Task details: Retype the records below exactly as they appear.

Source data:
* start *
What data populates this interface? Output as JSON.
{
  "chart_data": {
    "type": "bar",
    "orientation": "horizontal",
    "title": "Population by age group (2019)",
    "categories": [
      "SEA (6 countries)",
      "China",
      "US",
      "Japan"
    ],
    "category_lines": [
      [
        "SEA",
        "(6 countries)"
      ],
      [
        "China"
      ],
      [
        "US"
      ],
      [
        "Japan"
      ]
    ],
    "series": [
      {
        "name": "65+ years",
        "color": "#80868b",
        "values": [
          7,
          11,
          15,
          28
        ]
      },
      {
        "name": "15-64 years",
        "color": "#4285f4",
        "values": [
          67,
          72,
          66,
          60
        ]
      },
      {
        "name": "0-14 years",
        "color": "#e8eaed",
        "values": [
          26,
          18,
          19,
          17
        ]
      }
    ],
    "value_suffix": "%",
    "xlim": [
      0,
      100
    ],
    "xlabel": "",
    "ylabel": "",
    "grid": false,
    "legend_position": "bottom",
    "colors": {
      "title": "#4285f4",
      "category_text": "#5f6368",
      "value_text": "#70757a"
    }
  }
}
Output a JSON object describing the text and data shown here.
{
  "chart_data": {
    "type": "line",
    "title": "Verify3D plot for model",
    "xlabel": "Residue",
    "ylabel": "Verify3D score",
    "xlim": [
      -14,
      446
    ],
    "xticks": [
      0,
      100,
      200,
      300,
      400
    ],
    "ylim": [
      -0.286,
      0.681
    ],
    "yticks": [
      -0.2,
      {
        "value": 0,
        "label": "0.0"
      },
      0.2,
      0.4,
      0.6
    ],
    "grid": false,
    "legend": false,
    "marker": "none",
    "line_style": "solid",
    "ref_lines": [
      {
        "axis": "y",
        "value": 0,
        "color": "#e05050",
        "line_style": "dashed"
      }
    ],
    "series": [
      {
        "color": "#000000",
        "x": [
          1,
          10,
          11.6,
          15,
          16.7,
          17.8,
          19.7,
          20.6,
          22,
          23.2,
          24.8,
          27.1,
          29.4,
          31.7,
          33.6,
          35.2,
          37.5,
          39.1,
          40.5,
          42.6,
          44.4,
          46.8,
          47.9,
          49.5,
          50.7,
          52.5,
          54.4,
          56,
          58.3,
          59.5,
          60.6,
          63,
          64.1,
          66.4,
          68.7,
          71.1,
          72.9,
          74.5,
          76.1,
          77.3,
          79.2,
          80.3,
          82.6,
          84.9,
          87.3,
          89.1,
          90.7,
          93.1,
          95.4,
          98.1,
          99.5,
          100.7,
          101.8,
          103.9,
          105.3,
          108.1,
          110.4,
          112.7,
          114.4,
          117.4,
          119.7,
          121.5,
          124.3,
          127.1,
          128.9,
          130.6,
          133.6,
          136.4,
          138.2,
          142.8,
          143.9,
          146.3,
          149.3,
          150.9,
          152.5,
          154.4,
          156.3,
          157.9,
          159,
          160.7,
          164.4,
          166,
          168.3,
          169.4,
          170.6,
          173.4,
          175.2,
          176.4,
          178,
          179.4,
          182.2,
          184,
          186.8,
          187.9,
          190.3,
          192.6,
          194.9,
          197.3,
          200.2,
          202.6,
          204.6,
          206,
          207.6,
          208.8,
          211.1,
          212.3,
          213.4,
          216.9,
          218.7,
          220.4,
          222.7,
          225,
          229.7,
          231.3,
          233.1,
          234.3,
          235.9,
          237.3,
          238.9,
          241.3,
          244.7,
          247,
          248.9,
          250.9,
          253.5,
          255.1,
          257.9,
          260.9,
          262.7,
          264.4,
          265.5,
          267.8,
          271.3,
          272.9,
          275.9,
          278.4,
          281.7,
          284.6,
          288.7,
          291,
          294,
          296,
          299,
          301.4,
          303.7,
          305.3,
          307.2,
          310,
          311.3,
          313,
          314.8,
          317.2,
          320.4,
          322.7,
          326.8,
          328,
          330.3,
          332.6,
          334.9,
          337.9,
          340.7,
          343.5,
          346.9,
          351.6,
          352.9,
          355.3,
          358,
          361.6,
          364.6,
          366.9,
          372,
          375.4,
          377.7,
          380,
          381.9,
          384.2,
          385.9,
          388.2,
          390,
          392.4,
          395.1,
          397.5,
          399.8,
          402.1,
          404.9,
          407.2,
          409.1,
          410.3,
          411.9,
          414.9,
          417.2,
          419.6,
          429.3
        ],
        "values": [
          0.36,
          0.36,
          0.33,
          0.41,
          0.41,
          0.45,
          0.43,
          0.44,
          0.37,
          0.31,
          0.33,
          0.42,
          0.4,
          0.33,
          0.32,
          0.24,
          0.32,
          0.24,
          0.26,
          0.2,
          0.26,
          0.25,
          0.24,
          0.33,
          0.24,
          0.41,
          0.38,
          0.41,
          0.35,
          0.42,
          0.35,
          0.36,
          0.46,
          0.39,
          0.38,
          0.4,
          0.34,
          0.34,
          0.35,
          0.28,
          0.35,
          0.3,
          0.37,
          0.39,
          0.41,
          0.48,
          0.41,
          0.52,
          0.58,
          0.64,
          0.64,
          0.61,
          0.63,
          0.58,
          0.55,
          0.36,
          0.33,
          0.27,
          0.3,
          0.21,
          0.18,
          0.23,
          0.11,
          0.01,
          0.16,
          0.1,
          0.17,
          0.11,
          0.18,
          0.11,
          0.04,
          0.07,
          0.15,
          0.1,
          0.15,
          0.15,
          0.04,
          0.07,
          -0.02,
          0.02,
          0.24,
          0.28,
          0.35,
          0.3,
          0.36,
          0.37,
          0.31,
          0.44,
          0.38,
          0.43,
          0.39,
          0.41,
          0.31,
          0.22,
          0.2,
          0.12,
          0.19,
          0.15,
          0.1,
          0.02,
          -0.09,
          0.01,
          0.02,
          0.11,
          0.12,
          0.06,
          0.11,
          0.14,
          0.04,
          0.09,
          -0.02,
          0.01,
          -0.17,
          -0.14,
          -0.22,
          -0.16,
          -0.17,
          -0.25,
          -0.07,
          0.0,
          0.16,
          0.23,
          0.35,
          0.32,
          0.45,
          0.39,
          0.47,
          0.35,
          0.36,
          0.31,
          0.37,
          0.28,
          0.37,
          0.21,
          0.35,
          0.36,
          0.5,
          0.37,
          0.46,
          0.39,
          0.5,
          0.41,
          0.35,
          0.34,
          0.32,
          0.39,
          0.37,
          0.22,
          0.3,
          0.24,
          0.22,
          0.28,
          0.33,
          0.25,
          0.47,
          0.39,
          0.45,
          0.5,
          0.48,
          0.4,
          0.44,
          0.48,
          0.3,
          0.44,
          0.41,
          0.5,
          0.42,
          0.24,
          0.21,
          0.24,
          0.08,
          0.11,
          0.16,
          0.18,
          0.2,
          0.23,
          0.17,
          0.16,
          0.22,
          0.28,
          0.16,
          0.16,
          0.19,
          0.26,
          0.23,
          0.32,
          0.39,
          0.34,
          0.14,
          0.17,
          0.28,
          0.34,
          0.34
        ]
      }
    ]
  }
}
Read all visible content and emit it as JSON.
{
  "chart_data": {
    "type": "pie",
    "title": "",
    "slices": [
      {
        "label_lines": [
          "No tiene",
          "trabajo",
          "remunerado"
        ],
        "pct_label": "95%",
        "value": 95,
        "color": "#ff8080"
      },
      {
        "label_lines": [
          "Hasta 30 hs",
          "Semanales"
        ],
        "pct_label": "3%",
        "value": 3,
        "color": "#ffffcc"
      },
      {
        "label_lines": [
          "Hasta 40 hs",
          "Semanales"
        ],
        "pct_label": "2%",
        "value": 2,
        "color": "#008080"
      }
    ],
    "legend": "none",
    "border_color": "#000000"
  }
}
* end *
Response to the task:
What data populates this interface? Output as JSON.
{
  "chart_data": {
    "type": "bar",
    "orientation": "horizontal",
    "title": "Population by age group (2019)",
    "categories": [
      "SEA (6 countries)",
      "China",
      "US",
      "Japan"
    ],
    "category_lines": [
      [
        "SEA",
        "(6 countries)"
      ],
      [
        "China"
      ],
      [
        "US"
      ],
      [
        "Japan"
      ]
    ],
    "series": [
      {
        "name": "65+ years",
        "color": "#80868b",
        "values": [
          7,
          11,
          15,
          28
        ]
      },
      {
        "name": "15-64 years",
        "color": "#4285f4",
        "values": [
          67,
          72,
          66,
          60
        ]
      },
      {
        "name": "0-14 years",
        "color": "#e8eaed",
        "values": [
          26,
          18,
          19,
          17
        ]
      }
    ],
    "value_suffix": "%",
    "xlim": [
      0,
      100
    ],
    "xlabel": "",
    "ylabel": "",
    "grid": false,
    "legend_position": "bottom",
    "colors": {
      "title": "#4285f4",
      "category_text": "#5f6368",
      "value_text": "#70757a"
    }
  }
}
Output a JSON object describing the text and data shown here.
{
  "chart_data": {
    "type": "line",
    "title": "Verify3D plot for model",
    "xlabel": "Residue",
    "ylabel": "Verify3D score",
    "xlim": [
      -14,
      446
    ],
    "xticks": [
      0,
      100,
      200,
      300,
      400
    ],
    "ylim": [
      -0.286,
      0.681
    ],
    "yticks": [
      -0.2,
      {
        "value": 0,
        "label": "0.0"
      },
      0.2,
      0.4,
      0.6
    ],
    "grid": false,
    "legend": false,
    "marker": "none",
    "line_style": "solid",
    "ref_lines": [
      {
        "axis": "y",
        "value": 0,
        "color": "#e05050",
        "line_style": "dashed"
      }
    ],
    "series": [
      {
        "color": "#000000",
        "x": [
          1,
          10,
          11.6,
          15,
          16.7,
          17.8,
          19.7,
          20.6,
          22,
          23.2,
          24.8,
          27.1,
          29.4,
          31.7,
          33.6,
          35.2,
          37.5,
          39.1,
          40.5,
          42.6,
          44.4,
          46.8,
          47.9,
          49.5,
          50.7,
          52.5,
          54.4,
          56,
          58.3,
          59.5,
          60.6,
          63,
          64.1,
          66.4,
          68.7,
          71.1,
          72.9,
          74.5,
          76.1,
          77.3,
          79.2,
          80.3,
          82.6,
          84.9,
          87.3,
          89.1,
          90.7,
          93.1,
          95.4,
          98.1,
          99.5,
          100.7,
          101.8,
          103.9,
          105.3,
          108.1,
          110.4,
          112.7,
          114.4,
          117.4,
          119.7,
          121.5,
          124.3,
          127.1,
          128.9,
          130.6,
          133.6,
          136.4,
          138.2,
          142.8,
          143.9,
          146.3,
          149.3,
          150.9,
          152.5,
          154.4,
          156.3,
          157.9,
          159,
          160.7,
          164.4,
          166,
          168.3,
          169.4,
          170.6,
          173.4,
          175.2,
          176.4,
          178,
          179.4,
          182.2,
          184,
          186.8,
          187.9,
          190.3,
          192.6,
          194.9,
          197.3,
          200.2,
          202.6,
          204.6,
          206,
          207.6,
          208.8,
          211.1,
          212.3,
          213.4,
          216.9,
          218.7,
          220.4,
          222.7,
          225,
          229.7,
          231.3,
          233.1,
          234.3,
          235.9,
          237.3,
          238.9,
          241.3,
          244.7,
          247,
          248.9,
          250.9,
          253.5,
          255.1,
          257.9,
          260.9,
          262.7,
          264.4,
          265.5,
          267.8,
          271.3,
          272.9,
          275.9,
          278.4,
          281.7,
          284.6,
          288.7,
          291,
          294,
          296,
          299,
          301.4,
          303.7,
          305.3,
          307.2,
          310,
          311.3,
          313,
          314.8,
          317.2,
          320.4,
          322.7,
          326.8,
          328,
          330.3,
          332.6,
          334.9,
          337.9,
          340.7,
          343.5,
          346.9,
          351.6,
          352.9,
          355.3,
          358,
          361.6,
          364.6,
          366.9,
          372,
          375.4,
          377.7,
          380,
          381.9,
          384.2,
          385.9,
          388.2,
          390,
          392.4,
          395.1,
          397.5,
          399.8,
          402.1,
          404.9,
          407.2,
          409.1,
          410.3,
          411.9,
          414.9,
          417.2,
          419.6,
          429.3
        ],
        "values": [
          0.36,
          0.36,
          0.33,
          0.41,
          0.41,
          0.45,
          0.43,
          0.44,
          0.37,
          0.31,
          0.33,
          0.42,
          0.4,
          0.33,
          0.32,
          0.24,
          0.32,
          0.24,
          0.26,
          0.2,
          0.26,
          0.25,
          0.24,
          0.33,
          0.24,
          0.41,
          0.38,
          0.41,
          0.35,
          0.42,
          0.35,
          0.36,
          0.46,
          0.39,
          0.38,
          0.4,
          0.34,
          0.34,
          0.35,
          0.28,
          0.35,
          0.3,
          0.37,
          0.39,
          0.41,
          0.48,
          0.41,
          0.52,
          0.58,
          0.64,
          0.64,
          0.61,
          0.63,
          0.58,
          0.55,
          0.36,
          0.33,
          0.27,
          0.3,
          0.21,
          0.18,
          0.23,
          0.11,
          0.01,
          0.16,
          0.1,
          0.17,
          0.11,
          0.18,
          0.11,
          0.04,
          0.07,
          0.15,
          0.1,
          0.15,
          0.15,
          0.04,
          0.07,
          -0.02,
          0.02,
          0.24,
          0.28,
          0.35,
          0.3,
          0.36,
          0.37,
          0.31,
          0.44,
          0.38,
          0.43,
          0.39,
          0.41,
          0.31,
          0.22,
          0.2,
          0.12,
          0.19,
          0.15,
          0.1,
          0.02,
          -0.09,
          0.01,
          0.02,
          0.11,
          0.12,
          0.06,
          0.11,
          0.14,
          0.04,
          0.09,
          -0.02,
          0.01,
          -0.17,
          -0.14,
          -0.22,
          -0.16,
          -0.17,
          -0.25,
          -0.07,
          0.0,
          0.16,
          0.23,
          0.35,
          0.32,
          0.45,
          0.39,
          0.47,
          0.35,
          0.36,
          0.31,
          0.37,
          0.28,
          0.37,
          0.21,
          0.35,
          0.36,
          0.5,
          0.37,
          0.46,
          0.39,
          0.5,
          0.41,
          0.35,
          0.34,
          0.32,
          0.39,
          0.37,
          0.22,
          0.3,
          0.24,
          0.22,
          0.28,
          0.33,
          0.25,
          0.47,
          0.39,
          0.45,
          0.5,
          0.48,
          0.4,
          0.44,
          0.48,
          0.3,
          0.44,
          0.41,
          0.5,
          0.42,
          0.24,
          0.21,
          0.24,
          0.08,
          0.11,
          0.16,
          0.18,
          0.2,
          0.23,
          0.17,
          0.16,
          0.22,
          0.28,
          0.16,
          0.16,
          0.19,
          0.26,
          0.23,
          0.32,
          0.39,
          0.34,
          0.14,
          0.17,
          0.28,
          0.34,
          0.34
        ]
      }
    ]
  }
}
Read all visible content and emit it as JSON.
{
  "chart_data": {
    "type": "pie",
    "title": "",
    "slices": [
      {
        "label_lines": [
          "No tiene",
          "trabajo",
          "remunerado"
        ],
        "pct_label": "95%",
        "value": 95,
        "color": "#ff8080"
      },
      {
        "label_lines": [
          "Hasta 30 hs",
          "Semanales"
        ],
        "pct_label": "3%",
        "value": 3,
        "color": "#ffffcc"
      },
      {
        "label_lines": [
          "Hasta 40 hs",
          "Semanales"
        ],
        "pct_label": "2%",
        "value": 2,
        "color": "#008080"
      }
    ],
    "legend": "none",
    "border_color": "#000000"
  }
}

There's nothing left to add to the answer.